→ PASSAGE:
--- Begin ---
# General beekeeping > Bee blether >  Blue honey

## marion.orca

Can't find a link to this, but it was on this mornings news that some French Beekeepers have an apiary close to an M&M's sweet factory. The bees have somehow taken a liking to something near with the result that the beekeepers have been harvesting green and blue honey, which, apparently has a perfectly normal taste to it - if not a bit alien looking !

----------


## marion.orca

Here's a link - www.bbc.co.uk/news/world-europe19835847

----------


## Mellifera Crofter

I've heard similar stories before.  I think it was green honey then from green cream soda.  I've also heard about bees getting drunk on alcohol and that the other bees would not let them back in the hive until they've sobered up.  I don't know if that's true.  Might be a tall tale like the story about elephants getting drunk on marulas.
--- End ---
→ STATED GOAL: In the blue honey thread, list every food or drink that is named as the source of an odd honey or of an animal getting drunk.

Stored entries
--- Begin ---
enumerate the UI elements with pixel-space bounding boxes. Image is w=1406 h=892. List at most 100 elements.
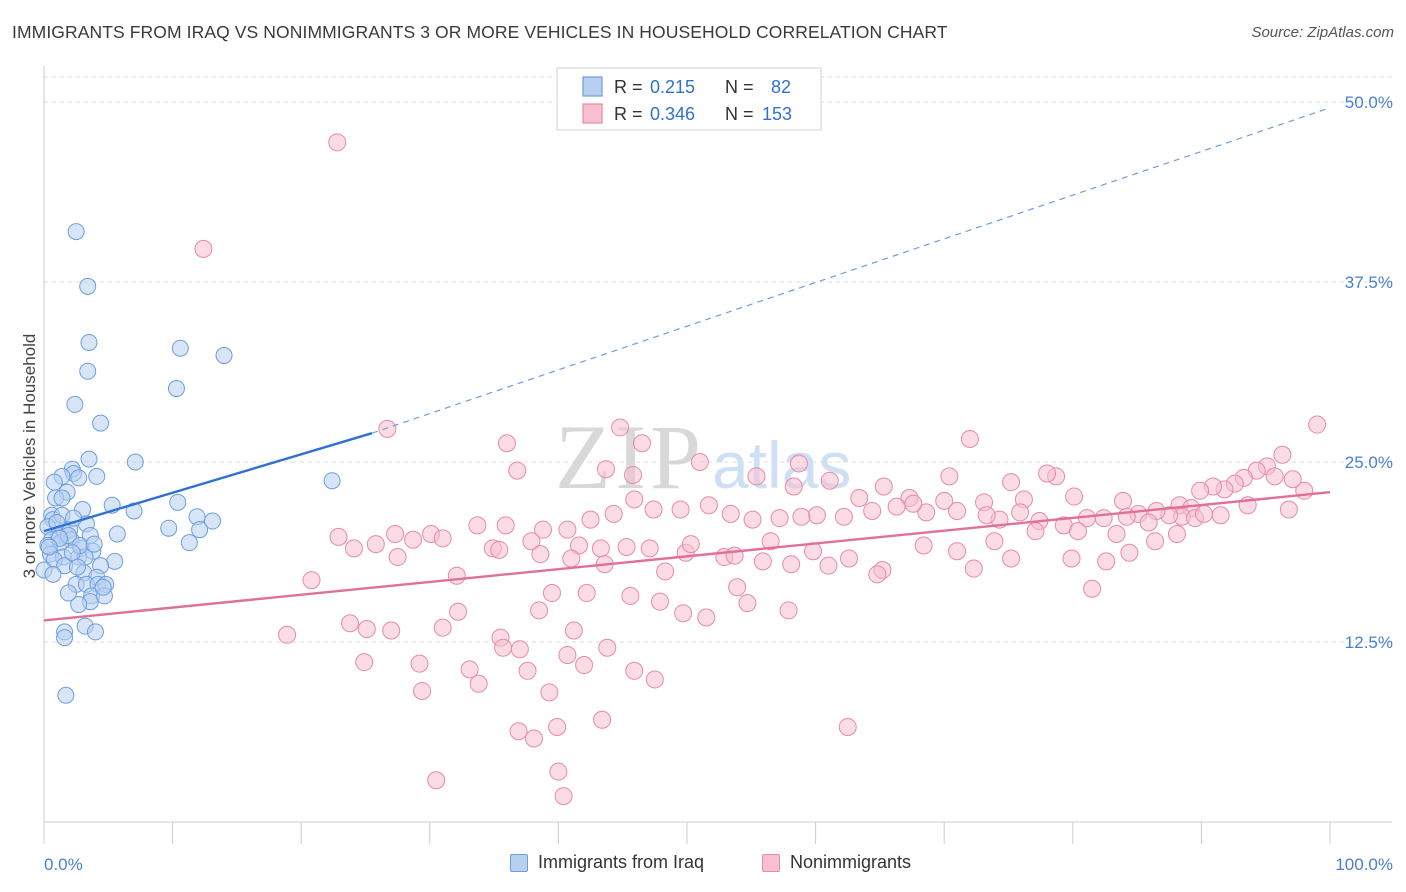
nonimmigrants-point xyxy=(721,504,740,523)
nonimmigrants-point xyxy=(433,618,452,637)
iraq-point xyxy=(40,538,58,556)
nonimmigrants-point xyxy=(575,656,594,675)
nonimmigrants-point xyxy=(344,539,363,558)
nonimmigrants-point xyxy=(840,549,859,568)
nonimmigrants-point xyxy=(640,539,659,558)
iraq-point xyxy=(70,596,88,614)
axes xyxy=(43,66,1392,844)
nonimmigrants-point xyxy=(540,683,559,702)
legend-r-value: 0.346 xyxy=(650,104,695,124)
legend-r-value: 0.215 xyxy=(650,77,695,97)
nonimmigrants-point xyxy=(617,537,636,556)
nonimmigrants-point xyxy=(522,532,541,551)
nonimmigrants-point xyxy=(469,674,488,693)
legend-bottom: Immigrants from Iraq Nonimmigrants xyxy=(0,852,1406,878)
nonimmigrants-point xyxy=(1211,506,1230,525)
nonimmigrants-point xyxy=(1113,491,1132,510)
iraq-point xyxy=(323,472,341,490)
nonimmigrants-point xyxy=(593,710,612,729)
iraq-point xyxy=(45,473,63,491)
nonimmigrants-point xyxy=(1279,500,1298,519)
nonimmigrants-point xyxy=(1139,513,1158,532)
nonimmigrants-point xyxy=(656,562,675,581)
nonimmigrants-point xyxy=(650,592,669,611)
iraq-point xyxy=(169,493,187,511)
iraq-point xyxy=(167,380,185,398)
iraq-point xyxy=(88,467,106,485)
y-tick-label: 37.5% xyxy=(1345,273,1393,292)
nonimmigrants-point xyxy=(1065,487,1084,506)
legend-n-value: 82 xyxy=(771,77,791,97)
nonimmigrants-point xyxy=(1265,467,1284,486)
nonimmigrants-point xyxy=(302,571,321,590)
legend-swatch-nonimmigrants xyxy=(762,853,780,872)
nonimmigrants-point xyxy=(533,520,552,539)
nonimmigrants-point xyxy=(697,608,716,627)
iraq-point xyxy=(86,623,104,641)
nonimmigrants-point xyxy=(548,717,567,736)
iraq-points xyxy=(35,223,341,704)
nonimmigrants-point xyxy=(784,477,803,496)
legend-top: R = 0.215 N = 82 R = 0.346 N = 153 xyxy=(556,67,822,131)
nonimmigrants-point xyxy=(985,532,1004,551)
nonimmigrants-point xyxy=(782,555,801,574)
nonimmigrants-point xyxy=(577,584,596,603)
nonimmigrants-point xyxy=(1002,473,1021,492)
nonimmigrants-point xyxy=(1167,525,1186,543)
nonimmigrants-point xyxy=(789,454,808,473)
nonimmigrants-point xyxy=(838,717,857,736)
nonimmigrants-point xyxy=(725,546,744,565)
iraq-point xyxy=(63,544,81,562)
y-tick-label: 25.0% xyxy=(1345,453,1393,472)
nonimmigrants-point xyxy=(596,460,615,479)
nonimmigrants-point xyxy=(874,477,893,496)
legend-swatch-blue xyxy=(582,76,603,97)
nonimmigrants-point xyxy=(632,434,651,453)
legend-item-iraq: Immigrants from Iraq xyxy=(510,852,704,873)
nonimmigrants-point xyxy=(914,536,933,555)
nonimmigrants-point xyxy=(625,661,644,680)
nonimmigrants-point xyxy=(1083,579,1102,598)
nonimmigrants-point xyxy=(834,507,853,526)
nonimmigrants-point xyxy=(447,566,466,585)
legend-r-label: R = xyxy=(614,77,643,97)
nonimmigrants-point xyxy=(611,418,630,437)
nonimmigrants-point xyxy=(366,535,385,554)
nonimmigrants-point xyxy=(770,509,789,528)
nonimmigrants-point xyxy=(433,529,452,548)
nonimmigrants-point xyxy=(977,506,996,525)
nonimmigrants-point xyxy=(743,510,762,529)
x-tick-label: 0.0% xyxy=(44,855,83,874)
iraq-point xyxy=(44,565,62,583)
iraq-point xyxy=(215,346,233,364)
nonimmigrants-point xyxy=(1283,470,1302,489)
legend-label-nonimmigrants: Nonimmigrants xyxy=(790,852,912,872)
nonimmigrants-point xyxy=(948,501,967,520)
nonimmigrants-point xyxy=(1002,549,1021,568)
--- End ---
→ OUTPUT OF THE TASK:
- Green cream soda
- Alcohol
- Marulas